L’azienda, come risposta all’annuncio, lamenta che siano stati gli aderenti al network a tradire l’intento originario. Secondo il giornale newyorkese alcuni dei vertici, docenti di nutrizione in diverse università, si rifiutano di commentare pubblicamente tutta la vicenda, nonché incidenti come quello del lungo video in cui Steven Blair, ricercatore dell’Università della Carolina del Sud e vice presidente del Network, affermava che non ci sono prove scientifiche per sostenere che l’assunzione di bibite zuccherate sia la causa dell’aumento del peso medio degli americani.
La Coca-Cola ha poi annunciato che devolverà i fondi restituiti all’organizzazione no profit Boys & Girls of America, e ha lanciato una campagna sui social media (facebook e twitter), ancora una volta sottolineando l’importanza dell’attività fisica, e tacendo sul ruolo dell’alimentazione.

# DATI DISPONIBILI
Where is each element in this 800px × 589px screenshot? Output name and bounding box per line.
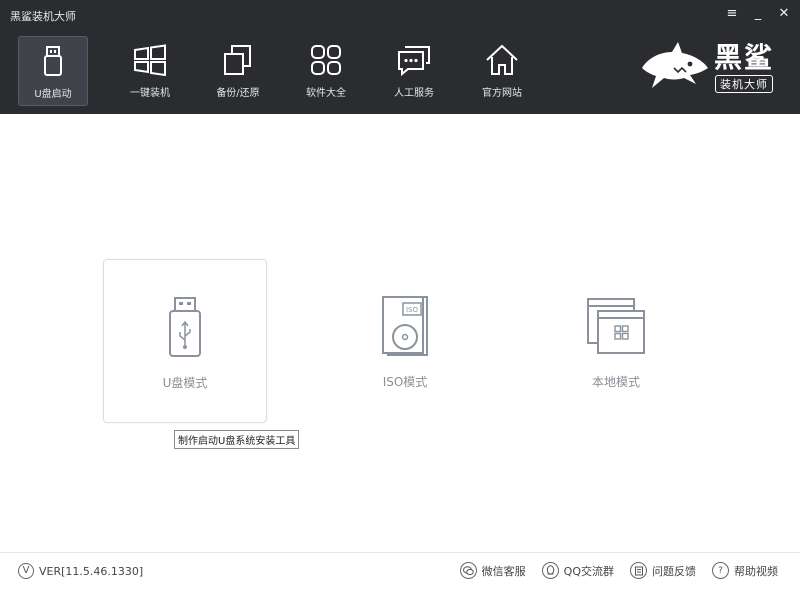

# COMPITO BREVE 1
Indica se ciascuna affermazione concorda con il testo sulla Coca-Cola, rispondendo sì o no e citando le parole decisive del testo. (a) Steven Blair è un ricercatore dell’Università della Carolina del Sud. (b) La campagna lanciata dalla Coca-Cola si svolge soltanto su Instagram. (c) La campagna mette in risalto il ruolo dell’alimentazione.
# COMPITO BREVE 2
Secondo il testo sulla Coca-Cola, a chi verranno devoluti i fondi restituiti?

# RISULTATO DEL COMPITO 1
(a) Sì: "Steven Blair, ricercatore dell’Università della Carolina del Sud".
(b) No: "ha lanciato una campagna sui social media (facebook e twitter)".
(c) No: "tacendo sul ruolo dell’alimentazione".

# RISULTATO DEL COMPITO 2
All’organizzazione no profit Boys & Girls of America.